Dataset entries:
====

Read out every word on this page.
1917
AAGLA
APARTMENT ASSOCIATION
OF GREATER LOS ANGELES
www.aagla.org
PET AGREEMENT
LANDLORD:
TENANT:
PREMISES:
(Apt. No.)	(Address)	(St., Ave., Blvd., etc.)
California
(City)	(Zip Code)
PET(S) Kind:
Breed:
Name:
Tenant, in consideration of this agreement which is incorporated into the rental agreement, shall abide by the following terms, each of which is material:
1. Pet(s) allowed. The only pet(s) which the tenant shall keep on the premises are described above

====

» What is asked: Please set down the whole listing above without altering a single line.

» Reply:
Read out every word on this page.
1917
AAGLA
APARTMENT ASSOCIATION
OF GREATER LOS ANGELES
www.aagla.org
PET AGREEMENT
LANDLORD:
TENANT:
PREMISES:
(Apt. No.)	(Address)	(St., Ave., Blvd., etc.)
California
(City)	(Zip Code)
PET(S) Kind:
Breed:
Name:
Tenant, in consideration of this agreement which is incorporated into the rental agreement, shall abide by the following terms, each of which is material:
1. Pet(s) allowed. The only pet(s) which the tenant shall keep on the premises are described above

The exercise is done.